** WHAT TO DO **
Check each line of the listing, and copy it if it contains the word "ricevitore".

** INPUT ROWS **

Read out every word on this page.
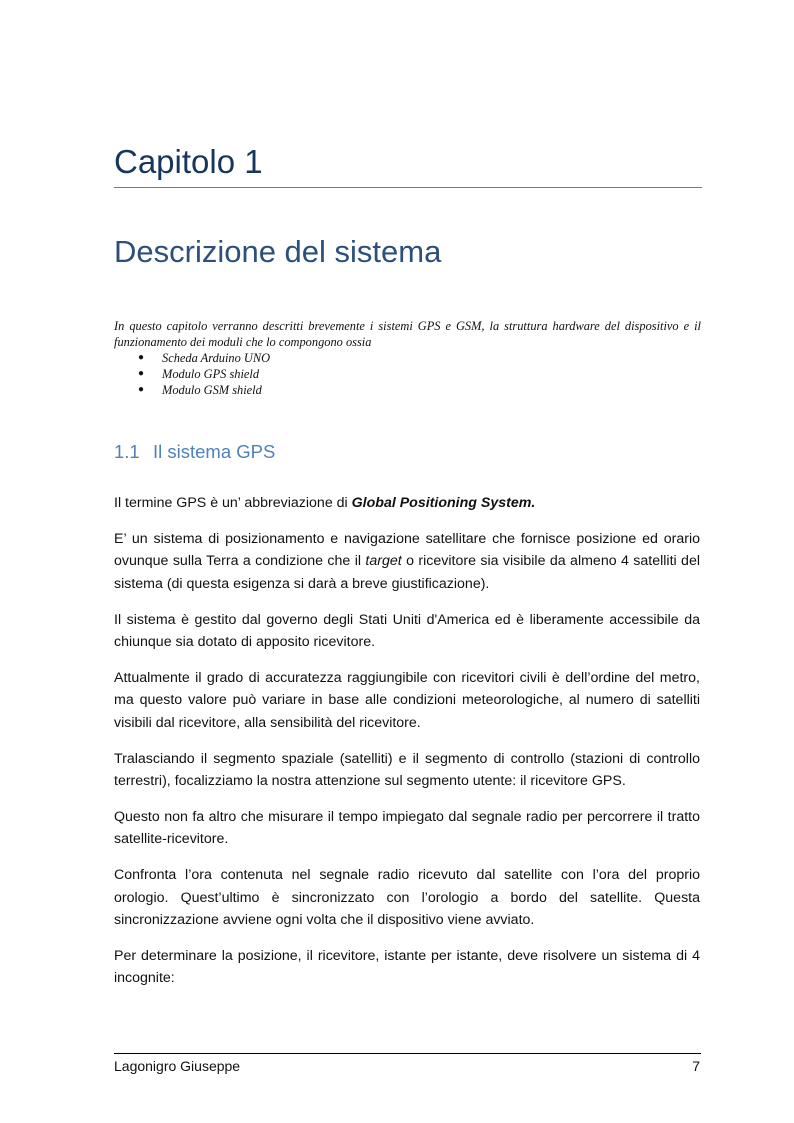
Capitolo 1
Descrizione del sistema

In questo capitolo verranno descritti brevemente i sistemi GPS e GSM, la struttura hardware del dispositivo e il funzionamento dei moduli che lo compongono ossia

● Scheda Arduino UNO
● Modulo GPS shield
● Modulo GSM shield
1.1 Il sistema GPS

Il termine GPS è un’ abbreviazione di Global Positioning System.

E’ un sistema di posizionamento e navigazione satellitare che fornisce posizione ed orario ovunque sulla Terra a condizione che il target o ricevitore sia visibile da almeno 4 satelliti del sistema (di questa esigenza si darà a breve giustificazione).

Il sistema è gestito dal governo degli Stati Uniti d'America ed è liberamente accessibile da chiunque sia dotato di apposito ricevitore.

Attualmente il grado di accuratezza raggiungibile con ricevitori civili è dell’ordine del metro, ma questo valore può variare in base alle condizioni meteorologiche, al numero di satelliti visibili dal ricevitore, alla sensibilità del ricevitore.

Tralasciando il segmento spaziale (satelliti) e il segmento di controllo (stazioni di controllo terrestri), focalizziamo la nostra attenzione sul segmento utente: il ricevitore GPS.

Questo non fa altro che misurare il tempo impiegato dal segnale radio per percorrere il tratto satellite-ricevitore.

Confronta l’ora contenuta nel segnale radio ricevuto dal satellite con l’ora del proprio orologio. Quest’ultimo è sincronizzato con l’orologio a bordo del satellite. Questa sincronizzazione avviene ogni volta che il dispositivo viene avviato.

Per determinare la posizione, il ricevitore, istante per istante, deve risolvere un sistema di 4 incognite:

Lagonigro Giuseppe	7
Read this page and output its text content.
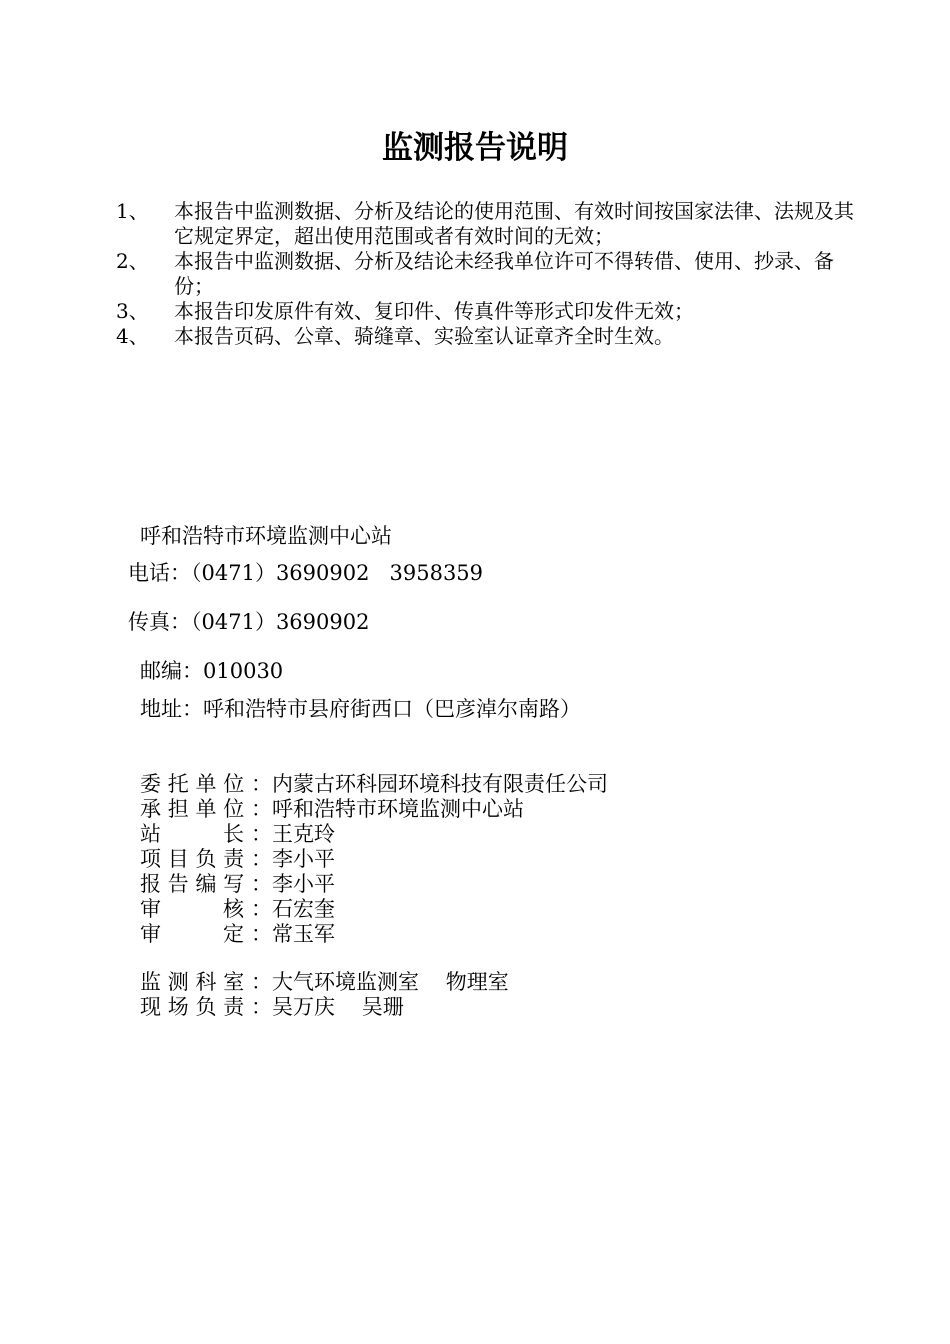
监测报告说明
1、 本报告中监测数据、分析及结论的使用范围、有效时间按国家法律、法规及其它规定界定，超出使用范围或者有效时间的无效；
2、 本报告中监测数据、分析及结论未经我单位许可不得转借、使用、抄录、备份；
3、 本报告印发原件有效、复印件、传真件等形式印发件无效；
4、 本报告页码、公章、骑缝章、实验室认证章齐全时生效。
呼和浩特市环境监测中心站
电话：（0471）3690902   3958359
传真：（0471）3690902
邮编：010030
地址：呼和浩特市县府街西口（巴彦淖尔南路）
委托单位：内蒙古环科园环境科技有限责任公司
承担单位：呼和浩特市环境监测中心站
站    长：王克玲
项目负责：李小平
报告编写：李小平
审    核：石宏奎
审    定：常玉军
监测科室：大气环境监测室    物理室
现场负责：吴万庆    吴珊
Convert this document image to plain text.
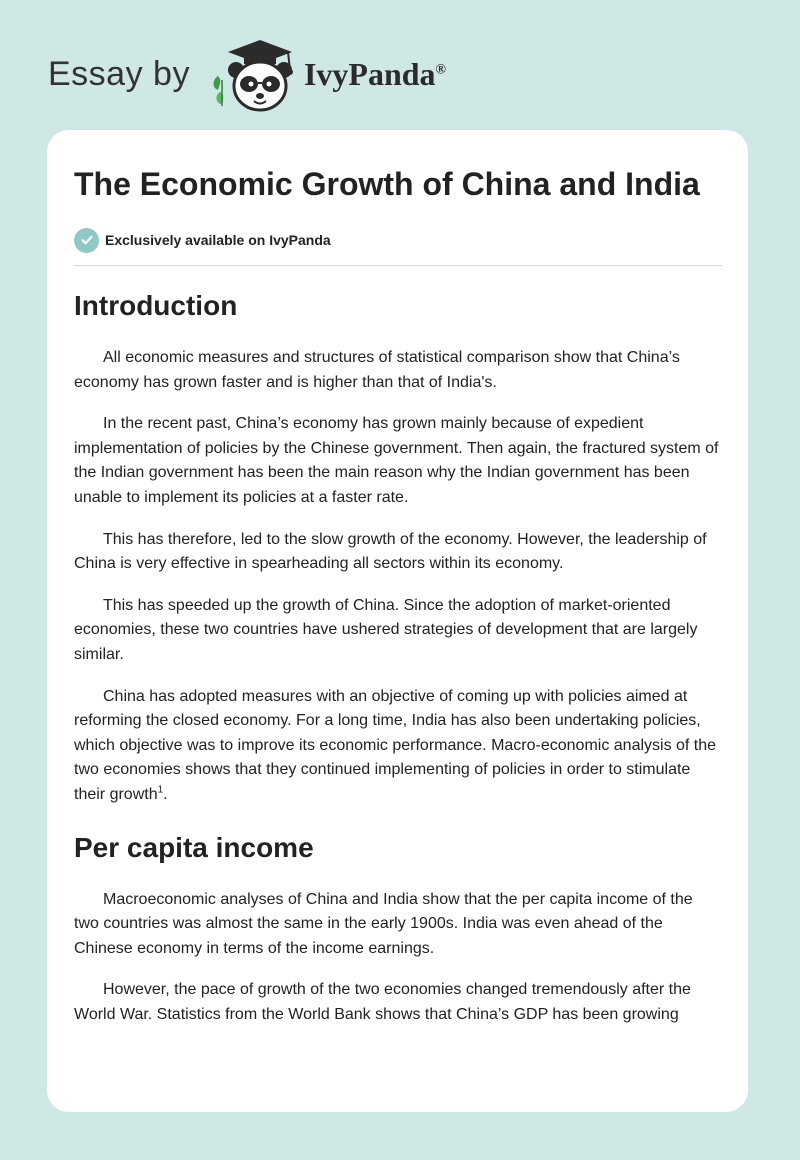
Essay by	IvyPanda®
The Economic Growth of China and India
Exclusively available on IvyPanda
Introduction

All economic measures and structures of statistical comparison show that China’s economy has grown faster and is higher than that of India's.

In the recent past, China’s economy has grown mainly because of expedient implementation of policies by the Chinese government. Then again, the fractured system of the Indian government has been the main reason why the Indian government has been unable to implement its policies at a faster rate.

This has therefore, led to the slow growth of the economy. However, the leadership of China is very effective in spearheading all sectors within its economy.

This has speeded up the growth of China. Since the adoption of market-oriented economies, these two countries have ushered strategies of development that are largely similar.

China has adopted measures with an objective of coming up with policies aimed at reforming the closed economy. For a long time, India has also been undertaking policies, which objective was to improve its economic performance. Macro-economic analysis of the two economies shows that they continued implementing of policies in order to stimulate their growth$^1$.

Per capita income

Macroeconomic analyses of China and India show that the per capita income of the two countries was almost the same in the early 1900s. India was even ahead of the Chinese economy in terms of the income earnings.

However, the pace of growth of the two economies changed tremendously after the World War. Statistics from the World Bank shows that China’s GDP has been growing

** SOLUTION TO THE EXERCISE **
E’ un sistema di posizionamento e navigazione satellitare che fornisce posizione ed orario ovunque sulla Terra a condizione che il target o ricevitore sia visibile da almeno 4 satelliti del sistema (di questa esigenza si darà a breve giustificazione).
Il sistema è gestito dal governo degli Stati Uniti d'America ed è liberamente accessibile da chiunque sia dotato di apposito ricevitore.
Attualmente il grado di accuratezza raggiungibile con ricevitori civili è dell’ordine del metro, ma questo valore può variare in base alle condizioni meteorologiche, al numero di satelliti visibili dal ricevitore, alla sensibilità del ricevitore.
Tralasciando il segmento spaziale (satelliti) e il segmento di controllo (stazioni di controllo terrestri), focalizziamo la nostra attenzione sul segmento utente: il ricevitore GPS.
Questo non fa altro che misurare il tempo impiegato dal segnale radio per percorrere il tratto satellite-ricevitore.
Per determinare la posizione, il ricevitore, istante per istante, deve risolvere un sistema di 4 incognite:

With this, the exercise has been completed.